◆ What is needed ◆
Pick up the article on overlooked talent pools in hiring where it stops, and keep writing from after its last sentence. Ignore the data that follows it.

◆ Excerpt ◆
○ ○ ○ ○ ○ ○ ○

Are You Limiting Your Talent Acquisition By Ignoring These Candidates

Are You Limiting Your Talent Acquisition By Ignoring These Candidates?

The talent shortage is real. The 2017 Staffing and Recruiting Opportunity report from Bullhorn found that for 61 percent of organizations, trouble finding employees is their biggest barrier to growth. But maybe the issue isn’t with talent; it’s who were directing our talent acquisition efforts towards.

There are definitely certain types of candidates who might be trickier to reach. But just because traditional methods haven’t worked, doesn’t mean it’s impossible to tap those talent pools. In fact, they might even produce better employees, making them worth the effort.

Here are six tough talent pools to reach and how your talent acquisition strategy can get to them:

1. Passive candidates

Meet Patty Passive. She has a decent job at a large company. She comes in each morning, talks politely with her co-workers, and goes about her day. Her work isn’t particularly challenging or exciting, but she’s fantastic at it. For Patty, the paycheck and benefits she receives make the dull job tolerable. But just barely.

○ ○ ○ ○ ○ ○ ○

◆ Data excerpt ◆
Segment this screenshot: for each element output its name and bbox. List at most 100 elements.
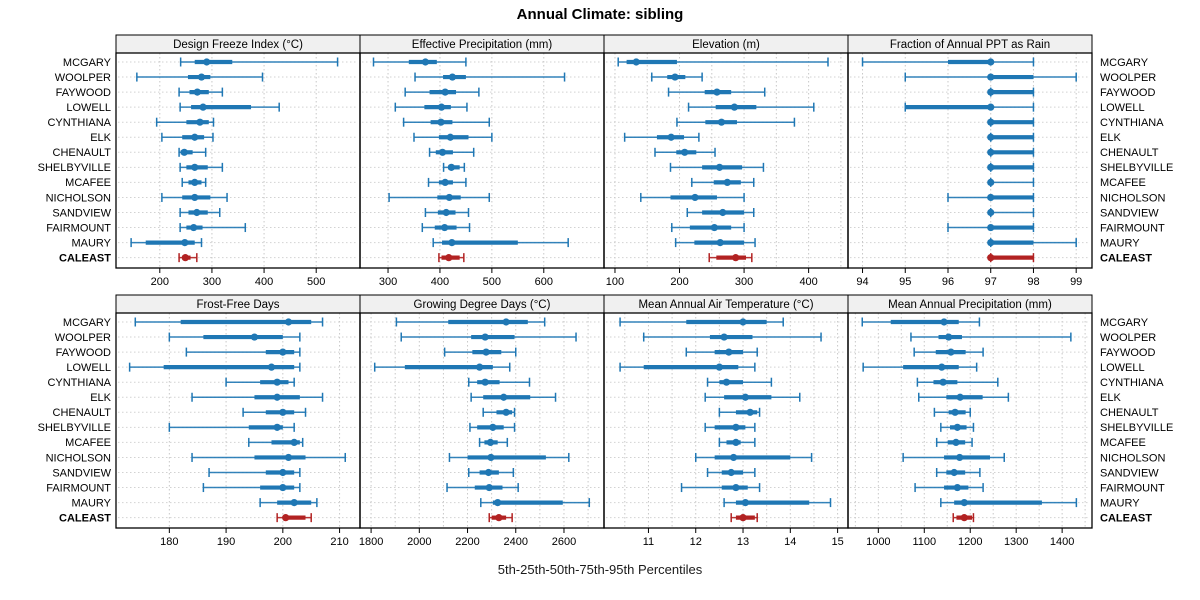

○ ○ ○ ○ ○ ○ ○

◆ Answer to the task ◆
For you, Patty Passive is the holy grail of hard to recruit talent. According to a 2016 Future Workplace survey, 80 percent of HR professionals say passive candidates make better employees.

Candidates like her are skilled and experience. Unfortunately, they don’t technically need a new job. It’s up to you to convince them they’d be better off with your organization. It might take a little bit of extra effort, but it’s worth it.

The trick is connecting with passive candidates in a way that isn’t intrusive. They’re not regularly on job boards, so there isn’t much of a chance of them coming across your postings. And since they might be nervous opening emails about a new job at their current one, your recruiting emails are likely to go unopened.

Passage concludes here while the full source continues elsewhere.